─── LISTING

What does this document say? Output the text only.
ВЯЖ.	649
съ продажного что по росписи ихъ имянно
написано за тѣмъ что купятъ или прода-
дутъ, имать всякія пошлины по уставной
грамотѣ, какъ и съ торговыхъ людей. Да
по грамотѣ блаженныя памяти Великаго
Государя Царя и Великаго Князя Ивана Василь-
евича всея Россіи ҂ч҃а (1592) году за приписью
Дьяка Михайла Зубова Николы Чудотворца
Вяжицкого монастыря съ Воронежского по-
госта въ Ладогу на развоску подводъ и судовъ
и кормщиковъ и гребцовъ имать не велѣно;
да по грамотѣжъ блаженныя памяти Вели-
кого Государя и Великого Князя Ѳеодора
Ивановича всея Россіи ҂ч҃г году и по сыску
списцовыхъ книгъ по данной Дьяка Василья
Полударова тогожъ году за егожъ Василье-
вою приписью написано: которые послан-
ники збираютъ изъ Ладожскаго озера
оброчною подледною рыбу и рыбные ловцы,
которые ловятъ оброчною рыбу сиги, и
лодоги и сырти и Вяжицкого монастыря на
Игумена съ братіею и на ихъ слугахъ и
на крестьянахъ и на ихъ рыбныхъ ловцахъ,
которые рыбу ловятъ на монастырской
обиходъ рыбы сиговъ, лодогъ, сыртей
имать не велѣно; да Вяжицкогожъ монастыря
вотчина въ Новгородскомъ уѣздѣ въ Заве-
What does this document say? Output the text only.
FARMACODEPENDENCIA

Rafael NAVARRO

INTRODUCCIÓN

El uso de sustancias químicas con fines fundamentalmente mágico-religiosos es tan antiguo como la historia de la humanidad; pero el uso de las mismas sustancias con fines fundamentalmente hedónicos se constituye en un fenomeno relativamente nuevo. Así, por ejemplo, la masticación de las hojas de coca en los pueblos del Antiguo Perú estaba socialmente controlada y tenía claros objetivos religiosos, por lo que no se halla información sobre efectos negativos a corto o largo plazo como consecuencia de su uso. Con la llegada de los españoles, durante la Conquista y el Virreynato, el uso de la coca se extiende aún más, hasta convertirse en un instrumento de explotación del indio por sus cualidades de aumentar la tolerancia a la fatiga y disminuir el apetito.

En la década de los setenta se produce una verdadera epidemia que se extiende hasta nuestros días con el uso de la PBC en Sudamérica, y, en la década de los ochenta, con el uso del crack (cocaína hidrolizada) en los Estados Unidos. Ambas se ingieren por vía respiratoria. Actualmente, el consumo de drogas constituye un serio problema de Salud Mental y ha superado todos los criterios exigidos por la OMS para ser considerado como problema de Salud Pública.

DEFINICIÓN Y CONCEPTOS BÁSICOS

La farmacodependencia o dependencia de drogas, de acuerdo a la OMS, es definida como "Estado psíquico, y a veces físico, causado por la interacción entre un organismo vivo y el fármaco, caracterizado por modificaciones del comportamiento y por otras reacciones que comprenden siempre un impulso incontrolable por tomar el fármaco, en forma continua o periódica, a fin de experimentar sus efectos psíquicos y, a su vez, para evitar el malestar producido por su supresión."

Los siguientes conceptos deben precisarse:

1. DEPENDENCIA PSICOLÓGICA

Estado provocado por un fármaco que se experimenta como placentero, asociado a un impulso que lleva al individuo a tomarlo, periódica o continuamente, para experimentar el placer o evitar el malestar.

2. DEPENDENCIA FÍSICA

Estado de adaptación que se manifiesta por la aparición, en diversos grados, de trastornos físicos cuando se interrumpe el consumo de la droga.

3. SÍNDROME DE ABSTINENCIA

──────

- **WHAT IS REQUIRED**
Print the records above exactly as they appear.

- **OUTPUT FOR THIS TASK**
What does this document say? Output the text only.
ВЯЖ.	649
съ продажного что по росписи ихъ имянно
написано за тѣмъ что купятъ или прода-
дутъ, имать всякія пошлины по уставной
грамотѣ, какъ и съ торговыхъ людей. Да
по грамотѣ блаженныя памяти Великаго
Государя Царя и Великаго Князя Ивана Василь-
евича всея Россіи ҂ч҃а (1592) году за приписью
Дьяка Михайла Зубова Николы Чудотворца
Вяжицкого монастыря съ Воронежского по-
госта въ Ладогу на развоску подводъ и судовъ
и кормщиковъ и гребцовъ имать не велѣно;
да по грамотѣжъ блаженныя памяти Вели-
кого Государя и Великого Князя Ѳеодора
Ивановича всея Россіи ҂ч҃г году и по сыску
списцовыхъ книгъ по данной Дьяка Василья
Полударова тогожъ году за егожъ Василье-
вою приписью написано: которые послан-
ники збираютъ изъ Ладожскаго озера
оброчною подледною рыбу и рыбные ловцы,
которые ловятъ оброчною рыбу сиги, и
лодоги и сырти и Вяжицкого монастыря на
Игумена съ братіею и на ихъ слугахъ и
на крестьянахъ и на ихъ рыбныхъ ловцахъ,
которые рыбу ловятъ на монастырской
обиходъ рыбы сиговъ, лодогъ, сыртей
имать не велѣно; да Вяжицкогожъ монастыря
вотчина въ Новгородскомъ уѣздѣ въ Заве-
What does this document say? Output the text only.
FARMACODEPENDENCIA

Rafael NAVARRO

INTRODUCCIÓN

El uso de sustancias químicas con fines fundamentalmente mágico-religiosos es tan antiguo como la historia de la humanidad; pero el uso de las mismas sustancias con fines fundamentalmente hedónicos se constituye en un fenomeno relativamente nuevo. Así, por ejemplo, la masticación de las hojas de coca en los pueblos del Antiguo Perú estaba socialmente controlada y tenía claros objetivos religiosos, por lo que no se halla información sobre efectos negativos a corto o largo plazo como consecuencia de su uso. Con la llegada de los españoles, durante la Conquista y el Virreynato, el uso de la coca se extiende aún más, hasta convertirse en un instrumento de explotación del indio por sus cualidades de aumentar la tolerancia a la fatiga y disminuir el apetito.

En la década de los setenta se produce una verdadera epidemia que se extiende hasta nuestros días con el uso de la PBC en Sudamérica, y, en la década de los ochenta, con el uso del crack (cocaína hidrolizada) en los Estados Unidos. Ambas se ingieren por vía respiratoria. Actualmente, el consumo de drogas constituye un serio problema de Salud Mental y ha superado todos los criterios exigidos por la OMS para ser considerado como problema de Salud Pública.

DEFINICIÓN Y CONCEPTOS BÁSICOS

La farmacodependencia o dependencia de drogas, de acuerdo a la OMS, es definida como "Estado psíquico, y a veces físico, causado por la interacción entre un organismo vivo y el fármaco, caracterizado por modificaciones del comportamiento y por otras reacciones que comprenden siempre un impulso incontrolable por tomar el fármaco, en forma continua o periódica, a fin de experimentar sus efectos psíquicos y, a su vez, para evitar el malestar producido por su supresión."

Los siguientes conceptos deben precisarse:

1. DEPENDENCIA PSICOLÓGICA

Estado provocado por un fármaco que se experimenta como placentero, asociado a un impulso que lleva al individuo a tomarlo, periódica o continuamente, para experimentar el placer o evitar el malestar.

2. DEPENDENCIA FÍSICA

Estado de adaptación que se manifiesta por la aparición, en diversos grados, de trastornos físicos cuando se interrumpe el consumo de la droga.

3. SÍNDROME DE ABSTINENCIA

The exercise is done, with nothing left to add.